#### [Input rows]
[START]

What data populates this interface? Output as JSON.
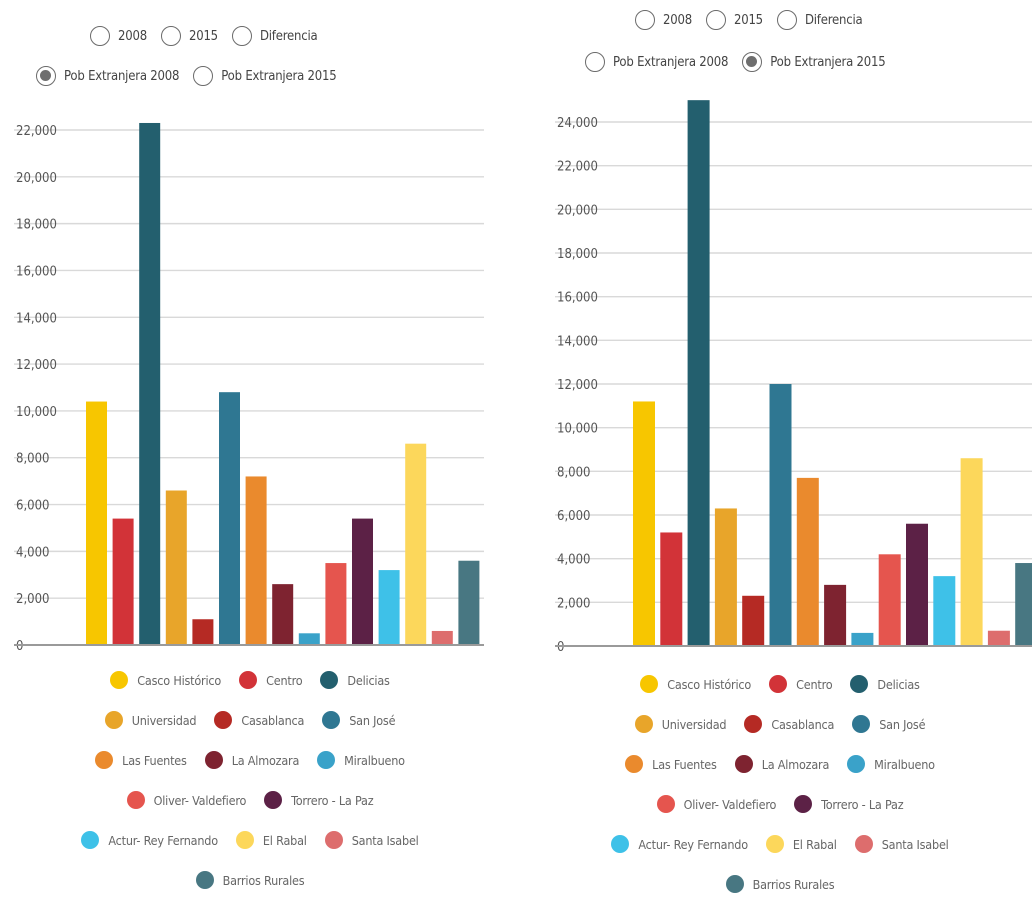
{
  "controls": {
    "left": {
      "row1": [
        {
          "label": "2008",
          "checked": false
        },
        {
          "label": "2015",
          "checked": false
        },
        {
          "label": "Diferencia",
          "checked": false
        }
      ],
      "row2": [
        {
          "label": "Pob Extranjera 2008",
          "checked": true
        },
        {
          "label": "Pob Extranjera 2015",
          "checked": false
        }
      ]
    },
    "right": {
      "row1": [
        {
          "label": "2008",
          "checked": false
        },
        {
          "label": "2015",
          "checked": false
        },
        {
          "label": "Diferencia",
          "checked": false
        }
      ],
      "row2": [
        {
          "label": "Pob Extranjera 2008",
          "checked": false
        },
        {
          "label": "Pob Extranjera 2015",
          "checked": true
        }
      ]
    }
  },
  "colors": {
    "Casco Histórico": "#f7c600",
    "Centro": "#d23338",
    "Delicias": "#235f6e",
    "Universidad": "#e8a52a",
    "Casablanca": "#b52a24",
    "San José": "#2f7792",
    "Las Fuentes": "#ea8a2d",
    "La Almozara": "#7e2330",
    "Miralbueno": "#3aa2c9",
    "Oliver- Valdefiero": "#e5554e",
    "Torrero - La Paz": "#5c2146",
    "Actur- Rey Fernando": "#3ec1e8",
    "El Rabal": "#fcd75b",
    "Santa Isabel": "#dd6d6d",
    "Barrios Rurales": "#487782",
    "grid": "#d9d9d9",
    "axis": "#9a9a9a"
  },
  "legend": [
    [
      "Casco Histórico",
      "Centro",
      "Delicias"
    ],
    [
      "Universidad",
      "Casablanca",
      "San José"
    ],
    [
      "Las Fuentes",
      "La Almozara",
      "Miralbueno"
    ],
    [
      "Oliver- Valdefiero",
      "Torrero - La Paz"
    ],
    [
      "Actur- Rey Fernando",
      "El Rabal",
      "Santa Isabel"
    ],
    [
      "Barrios Rurales"
    ]
  ],
  "chart_data": [
    {
      "type": "bar",
      "categories": [
        "Casco Histórico",
        "Centro",
        "Delicias",
        "Universidad",
        "Casablanca",
        "San José",
        "Las Fuentes",
        "La Almozara",
        "Miralbueno",
        "Oliver- Valdefiero",
        "Torrero - La Paz",
        "Actur- Rey Fernando",
        "El Rabal",
        "Santa Isabel",
        "Barrios Rurales"
      ],
      "values": [
        10400,
        5400,
        22300,
        6600,
        1100,
        10800,
        7200,
        2600,
        500,
        3500,
        5400,
        3200,
        8600,
        600,
        3600
      ],
      "yticks": [
        "0",
        "2,000",
        "4,000",
        "6,000",
        "8,000",
        "10,000",
        "12,000",
        "14,000",
        "16,000",
        "18,000",
        "20,000",
        "22,000"
      ],
      "ylim": [
        0,
        22000
      ],
      "grid": true
    },
    {
      "type": "bar",
      "categories": [
        "Casco Histórico",
        "Centro",
        "Delicias",
        "Universidad",
        "Casablanca",
        "San José",
        "Las Fuentes",
        "La Almozara",
        "Miralbueno",
        "Oliver- Valdefiero",
        "Torrero - La Paz",
        "Actur- Rey Fernando",
        "El Rabal",
        "Santa Isabel",
        "Barrios Rurales"
      ],
      "values": [
        11200,
        5200,
        25000,
        6300,
        2300,
        12000,
        7700,
        2800,
        600,
        4200,
        5600,
        3200,
        8600,
        700,
        3800
      ],
      "yticks": [
        "0",
        "2,000",
        "4,000",
        "6,000",
        "8,000",
        "10,000",
        "12,000",
        "14,000",
        "16,000",
        "18,000",
        "20,000",
        "22,000",
        "24,000"
      ],
      "ylim": [
        0,
        24000
      ],
      "grid": true
    }
  ]
}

[END]

Copy everything in the records above except the pictures, exactly as written.

What data populates this interface? Output as JSON.
{
  "controls": {
    "left": {
      "row1": [
        {
          "label": "2008",
          "checked": false
        },
        {
          "label": "2015",
          "checked": false
        },
        {
          "label": "Diferencia",
          "checked": false
        }
      ],
      "row2": [
        {
          "label": "Pob Extranjera 2008",
          "checked": true
        },
        {
          "label": "Pob Extranjera 2015",
          "checked": false
        }
      ]
    },
    "right": {
      "row1": [
        {
          "label": "2008",
          "checked": false
        },
        {
          "label": "2015",
          "checked": false
        },
        {
          "label": "Diferencia",
          "checked": false
        }
      ],
      "row2": [
        {
          "label": "Pob Extranjera 2008",
          "checked": false
        },
        {
          "label": "Pob Extranjera 2015",
          "checked": true
        }
      ]
    }
  },
  "colors": {
    "Casco Histórico": "#f7c600",
    "Centro": "#d23338",
    "Delicias": "#235f6e",
    "Universidad": "#e8a52a",
    "Casablanca": "#b52a24",
    "San José": "#2f7792",
    "Las Fuentes": "#ea8a2d",
    "La Almozara": "#7e2330",
    "Miralbueno": "#3aa2c9",
    "Oliver- Valdefiero": "#e5554e",
    "Torrero - La Paz": "#5c2146",
    "Actur- Rey Fernando": "#3ec1e8",
    "El Rabal": "#fcd75b",
    "Santa Isabel": "#dd6d6d",
    "Barrios Rurales": "#487782",
    "grid": "#d9d9d9",
    "axis": "#9a9a9a"
  },
  "legend": [
    [
      "Casco Histórico",
      "Centro",
      "Delicias"
    ],
    [
      "Universidad",
      "Casablanca",
      "San José"
    ],
    [
      "Las Fuentes",
      "La Almozara",
      "Miralbueno"
    ],
    [
      "Oliver- Valdefiero",
      "Torrero - La Paz"
    ],
    [
      "Actur- Rey Fernando",
      "El Rabal",
      "Santa Isabel"
    ],
    [
      "Barrios Rurales"
    ]
  ],
  "chart_data": [
    {
      "type": "bar",
      "categories": [
        "Casco Histórico",
        "Centro",
        "Delicias",
        "Universidad",
        "Casablanca",
        "San José",
        "Las Fuentes",
        "La Almozara",
        "Miralbueno",
        "Oliver- Valdefiero",
        "Torrero - La Paz",
        "Actur- Rey Fernando",
        "El Rabal",
        "Santa Isabel",
        "Barrios Rurales"
      ],
      "values": [
        10400,
        5400,
        22300,
        6600,
        1100,
        10800,
        7200,
        2600,
        500,
        3500,
        5400,
        3200,
        8600,
        600,
        3600
      ],
      "yticks": [
        "0",
        "2,000",
        "4,000",
        "6,000",
        "8,000",
        "10,000",
        "12,000",
        "14,000",
        "16,000",
        "18,000",
        "20,000",
        "22,000"
      ],
      "ylim": [
        0,
        22000
      ],
      "grid": true
    },
    {
      "type": "bar",
      "categories": [
        "Casco Histórico",
        "Centro",
        "Delicias",
        "Universidad",
        "Casablanca",
        "San José",
        "Las Fuentes",
        "La Almozara",
        "Miralbueno",
        "Oliver- Valdefiero",
        "Torrero - La Paz",
        "Actur- Rey Fernando",
        "El Rabal",
        "Santa Isabel",
        "Barrios Rurales"
      ],
      "values": [
        11200,
        5200,
        25000,
        6300,
        2300,
        12000,
        7700,
        2800,
        600,
        4200,
        5600,
        3200,
        8600,
        700,
        3800
      ],
      "yticks": [
        "0",
        "2,000",
        "4,000",
        "6,000",
        "8,000",
        "10,000",
        "12,000",
        "14,000",
        "16,000",
        "18,000",
        "20,000",
        "22,000",
        "24,000"
      ],
      "ylim": [
        0,
        24000
      ],
      "grid": true
    }
  ]
}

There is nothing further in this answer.